■ Task goal: Reproduce the material exactly, omitting nothing.

— start Supplied records —

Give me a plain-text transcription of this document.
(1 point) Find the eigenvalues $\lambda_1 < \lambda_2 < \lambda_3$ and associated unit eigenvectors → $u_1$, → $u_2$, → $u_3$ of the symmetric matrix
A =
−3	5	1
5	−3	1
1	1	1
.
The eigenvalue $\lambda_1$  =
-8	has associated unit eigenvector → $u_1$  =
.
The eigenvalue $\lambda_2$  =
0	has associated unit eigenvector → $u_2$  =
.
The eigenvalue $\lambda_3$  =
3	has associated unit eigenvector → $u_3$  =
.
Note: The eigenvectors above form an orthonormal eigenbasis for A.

— end Supplied records —

■ Task answer:
Give me a plain-text transcription of this document.
(1 point) Find the eigenvalues $\lambda_1 < \lambda_2 < \lambda_3$ and associated unit eigenvectors → $u_1$, → $u_2$, → $u_3$ of the symmetric matrix
A =
−3	5	1
5	−3	1
1	1	1
.
The eigenvalue $\lambda_1$  =
-8	has associated unit eigenvector → $u_1$  =
.
The eigenvalue $\lambda_2$  =
0	has associated unit eigenvector → $u_2$  =
.
The eigenvalue $\lambda_3$  =
3	has associated unit eigenvector → $u_3$  =
.
Note: The eigenvectors above form an orthonormal eigenbasis for A.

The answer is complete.